Work to do.
Pick out all lines with the word "computer" from the records that follow.

───── Dataset content

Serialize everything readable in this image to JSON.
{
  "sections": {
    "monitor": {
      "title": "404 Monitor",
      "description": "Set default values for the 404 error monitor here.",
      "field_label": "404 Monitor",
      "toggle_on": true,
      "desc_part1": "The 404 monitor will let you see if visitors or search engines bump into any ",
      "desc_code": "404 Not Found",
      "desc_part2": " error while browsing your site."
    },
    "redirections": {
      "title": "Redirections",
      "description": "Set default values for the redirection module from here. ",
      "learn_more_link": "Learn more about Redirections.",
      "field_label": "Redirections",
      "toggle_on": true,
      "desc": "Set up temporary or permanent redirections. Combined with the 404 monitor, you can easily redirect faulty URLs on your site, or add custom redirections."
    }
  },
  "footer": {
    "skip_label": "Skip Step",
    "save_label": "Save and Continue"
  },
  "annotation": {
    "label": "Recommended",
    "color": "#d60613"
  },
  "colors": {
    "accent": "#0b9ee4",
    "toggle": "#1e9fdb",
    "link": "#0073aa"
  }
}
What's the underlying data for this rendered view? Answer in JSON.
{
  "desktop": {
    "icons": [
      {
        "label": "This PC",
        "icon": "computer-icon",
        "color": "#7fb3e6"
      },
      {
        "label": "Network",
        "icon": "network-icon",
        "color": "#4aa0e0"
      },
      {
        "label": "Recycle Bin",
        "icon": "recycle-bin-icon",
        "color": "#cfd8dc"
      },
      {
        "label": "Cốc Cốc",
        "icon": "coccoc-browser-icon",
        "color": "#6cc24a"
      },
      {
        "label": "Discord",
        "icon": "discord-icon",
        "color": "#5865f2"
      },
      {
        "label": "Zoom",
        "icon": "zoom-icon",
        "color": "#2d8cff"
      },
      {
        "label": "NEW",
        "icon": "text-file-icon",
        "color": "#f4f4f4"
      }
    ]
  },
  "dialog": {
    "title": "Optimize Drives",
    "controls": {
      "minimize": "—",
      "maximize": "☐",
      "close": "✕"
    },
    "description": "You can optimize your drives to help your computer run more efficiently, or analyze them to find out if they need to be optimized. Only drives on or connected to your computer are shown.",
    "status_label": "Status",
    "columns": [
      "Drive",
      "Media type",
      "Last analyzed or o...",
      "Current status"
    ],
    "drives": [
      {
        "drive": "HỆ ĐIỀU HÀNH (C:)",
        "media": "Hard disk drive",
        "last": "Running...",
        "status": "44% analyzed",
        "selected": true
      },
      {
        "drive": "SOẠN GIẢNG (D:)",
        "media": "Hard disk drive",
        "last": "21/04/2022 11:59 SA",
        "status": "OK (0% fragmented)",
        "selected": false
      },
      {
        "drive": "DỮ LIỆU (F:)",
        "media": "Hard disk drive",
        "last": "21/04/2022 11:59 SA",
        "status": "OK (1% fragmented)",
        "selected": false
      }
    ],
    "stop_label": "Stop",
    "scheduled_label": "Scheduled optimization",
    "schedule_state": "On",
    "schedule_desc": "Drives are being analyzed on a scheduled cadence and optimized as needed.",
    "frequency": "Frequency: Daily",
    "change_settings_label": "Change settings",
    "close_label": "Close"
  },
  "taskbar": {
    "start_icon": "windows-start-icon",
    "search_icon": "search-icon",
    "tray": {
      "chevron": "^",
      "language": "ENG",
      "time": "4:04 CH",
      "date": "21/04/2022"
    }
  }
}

──────────
───── Dataset content

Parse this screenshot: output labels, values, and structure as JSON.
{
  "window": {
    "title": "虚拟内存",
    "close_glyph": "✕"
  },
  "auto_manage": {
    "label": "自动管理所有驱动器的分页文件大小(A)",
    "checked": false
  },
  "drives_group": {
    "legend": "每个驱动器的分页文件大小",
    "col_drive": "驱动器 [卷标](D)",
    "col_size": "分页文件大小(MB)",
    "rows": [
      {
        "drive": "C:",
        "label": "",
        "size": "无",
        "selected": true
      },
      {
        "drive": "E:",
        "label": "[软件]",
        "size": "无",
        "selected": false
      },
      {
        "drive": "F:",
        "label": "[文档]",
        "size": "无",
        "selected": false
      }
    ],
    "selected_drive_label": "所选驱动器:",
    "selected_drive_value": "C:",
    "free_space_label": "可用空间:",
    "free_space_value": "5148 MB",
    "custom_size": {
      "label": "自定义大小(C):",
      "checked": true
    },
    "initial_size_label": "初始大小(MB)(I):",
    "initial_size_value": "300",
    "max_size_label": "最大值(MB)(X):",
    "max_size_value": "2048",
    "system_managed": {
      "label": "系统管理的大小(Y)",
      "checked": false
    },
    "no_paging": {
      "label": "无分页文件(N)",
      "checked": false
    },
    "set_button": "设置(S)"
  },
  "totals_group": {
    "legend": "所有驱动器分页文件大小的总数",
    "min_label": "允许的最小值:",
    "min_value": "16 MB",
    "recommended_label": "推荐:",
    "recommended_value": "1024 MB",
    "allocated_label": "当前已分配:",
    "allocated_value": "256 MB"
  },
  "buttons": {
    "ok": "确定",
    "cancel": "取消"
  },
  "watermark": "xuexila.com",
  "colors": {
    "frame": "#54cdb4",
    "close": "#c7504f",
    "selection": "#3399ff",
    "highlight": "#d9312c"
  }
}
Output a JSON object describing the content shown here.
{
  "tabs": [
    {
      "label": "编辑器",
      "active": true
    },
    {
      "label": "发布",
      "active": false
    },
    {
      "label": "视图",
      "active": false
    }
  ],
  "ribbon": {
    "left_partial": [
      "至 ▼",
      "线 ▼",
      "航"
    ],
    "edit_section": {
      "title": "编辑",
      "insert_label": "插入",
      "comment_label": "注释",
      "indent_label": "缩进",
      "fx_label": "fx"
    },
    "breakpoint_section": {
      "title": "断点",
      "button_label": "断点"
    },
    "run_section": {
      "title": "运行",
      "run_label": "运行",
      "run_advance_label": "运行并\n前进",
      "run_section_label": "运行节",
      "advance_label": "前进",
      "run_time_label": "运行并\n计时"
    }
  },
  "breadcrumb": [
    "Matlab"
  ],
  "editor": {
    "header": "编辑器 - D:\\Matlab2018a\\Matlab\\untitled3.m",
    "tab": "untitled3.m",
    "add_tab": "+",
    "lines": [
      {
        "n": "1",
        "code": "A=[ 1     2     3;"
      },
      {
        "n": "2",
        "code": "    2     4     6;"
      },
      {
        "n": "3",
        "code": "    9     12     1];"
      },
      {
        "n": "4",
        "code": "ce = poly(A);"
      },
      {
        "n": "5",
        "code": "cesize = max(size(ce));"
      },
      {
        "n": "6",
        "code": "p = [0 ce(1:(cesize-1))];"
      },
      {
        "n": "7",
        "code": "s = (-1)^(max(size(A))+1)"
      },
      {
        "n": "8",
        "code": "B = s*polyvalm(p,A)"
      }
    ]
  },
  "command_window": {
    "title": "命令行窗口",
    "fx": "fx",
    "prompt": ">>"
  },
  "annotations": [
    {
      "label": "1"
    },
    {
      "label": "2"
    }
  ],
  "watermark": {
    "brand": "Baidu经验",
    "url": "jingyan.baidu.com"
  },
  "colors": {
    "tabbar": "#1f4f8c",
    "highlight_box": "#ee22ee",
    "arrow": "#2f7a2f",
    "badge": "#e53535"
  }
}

──────────

The response.
        "icon": "computer-icon",
    "description": "You can optimize your drives to help your computer run more efficiently, or analyze them to find out if they need to be optimized. Only drives on or connected to your computer are shown.",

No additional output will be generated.